• DESCRIPTION OF THE TASK: Write the count of lines that contain the word "kvartal" and nothing else.

• Chart and figure data:
------------

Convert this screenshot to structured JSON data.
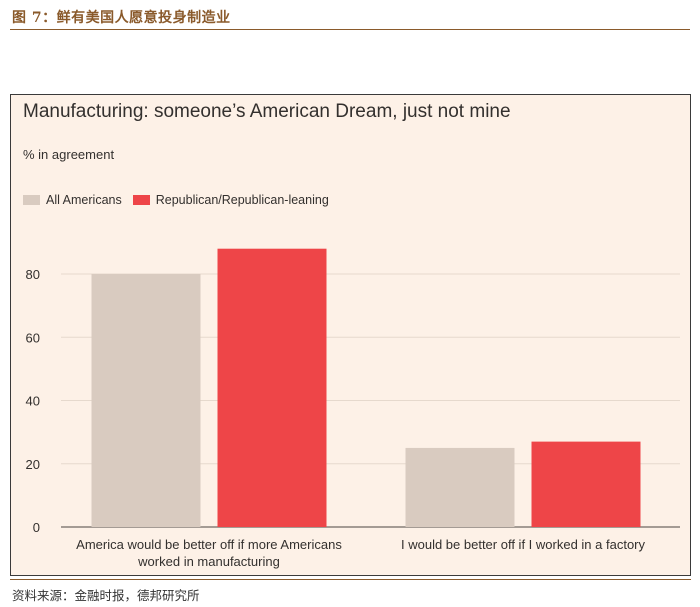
{
  "figure_title": "图 7：鲜有美国人愿意投身制造业",
  "source": "资料来源：金融时报，德邦研究所",
  "chart_data": {
    "type": "bar",
    "title": "Manufacturing: someone’s American Dream, just not mine",
    "ylabel": "% in agreement",
    "xlabel": "",
    "categories": [
      [
        "America would be better off if more Americans",
        "worked in manufacturing"
      ],
      [
        "I would be better off if I worked in a factory"
      ]
    ],
    "series": [
      {
        "name": "All Americans",
        "color": "#d9cbc0",
        "values": [
          80,
          25
        ]
      },
      {
        "name": "Republican/Republican-leaning",
        "color": "#ee4548",
        "values": [
          88,
          27
        ]
      }
    ],
    "ylim": [
      0,
      90
    ],
    "yticks": [
      0,
      20,
      40,
      60,
      80
    ],
    "grid": true,
    "legend_position": "top-left",
    "gridline_color": "#e6d9cd"
  }
}
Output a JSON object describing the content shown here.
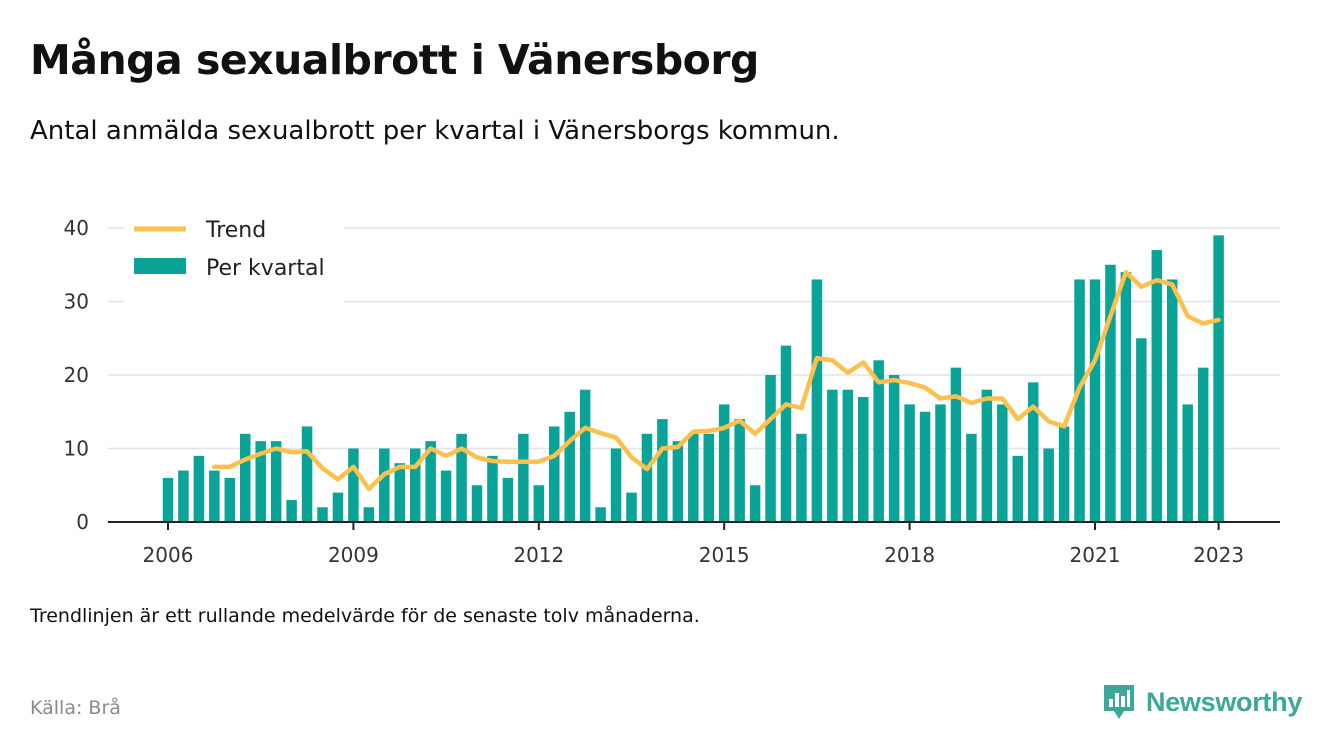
{
  "title": "Många sexualbrott i Vänersborg",
  "subtitle": "Antal anmälda sexualbrott per kvartal i Vänersborgs kommun.",
  "note": "Trendlinjen är ett rullande medelvärde för de senaste tolv månaderna.",
  "source": "Källa: Brå",
  "brand": {
    "name": "Newsworthy",
    "color": "#3aa89a",
    "icon": "newsworthy-logo-icon"
  },
  "colors": {
    "bar": "#0aa398",
    "trend": "#fcc04c",
    "grid": "#e3e3e3",
    "axis": "#222222"
  },
  "chart_data": {
    "type": "bar",
    "x_unit": "quarter",
    "x_start": "2006 Q1",
    "ylim": [
      0,
      40
    ],
    "yticks": [
      0,
      10,
      20,
      30,
      40
    ],
    "xticks": [
      "2006",
      "2009",
      "2012",
      "2015",
      "2018",
      "2021",
      "2023"
    ],
    "grid": true,
    "legend_position": "top-left",
    "series": [
      {
        "name": "Per kvartal",
        "type": "bar",
        "values": [
          6,
          7,
          9,
          7,
          6,
          12,
          11,
          11,
          3,
          13,
          2,
          4,
          10,
          2,
          10,
          8,
          10,
          11,
          7,
          12,
          5,
          9,
          6,
          12,
          5,
          13,
          15,
          18,
          2,
          10,
          4,
          12,
          14,
          11,
          12,
          12,
          16,
          14,
          5,
          20,
          24,
          12,
          33,
          18,
          18,
          17,
          22,
          20,
          16,
          15,
          16,
          21,
          12,
          18,
          16,
          9,
          19,
          10,
          13,
          33,
          33,
          35,
          34,
          25,
          37,
          33,
          16,
          21,
          39
        ]
      },
      {
        "name": "Trend",
        "type": "line",
        "start_index": 3,
        "values": [
          7.5,
          7.5,
          8.5,
          9.3,
          10,
          9.5,
          9.6,
          7.3,
          5.8,
          7.5,
          4.5,
          6.5,
          7.5,
          7.5,
          10,
          9,
          10,
          8.8,
          8.3,
          8.2,
          8.2,
          8.2,
          9,
          11,
          12.8,
          12.1,
          11.5,
          8.8,
          7.2,
          10,
          10.2,
          12.3,
          12.4,
          12.8,
          13.8,
          12,
          14,
          16,
          15.5,
          22.3,
          22,
          20.3,
          21.7,
          19,
          19.3,
          18.9,
          18.3,
          16.8,
          17.1,
          16.2,
          16.8,
          16.8,
          14,
          15.7,
          13.7,
          13,
          18.3,
          22,
          28,
          34,
          32,
          32.9,
          32.3,
          28,
          27,
          27.5
        ]
      }
    ]
  }
}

------------

• THE SOLUTION: 2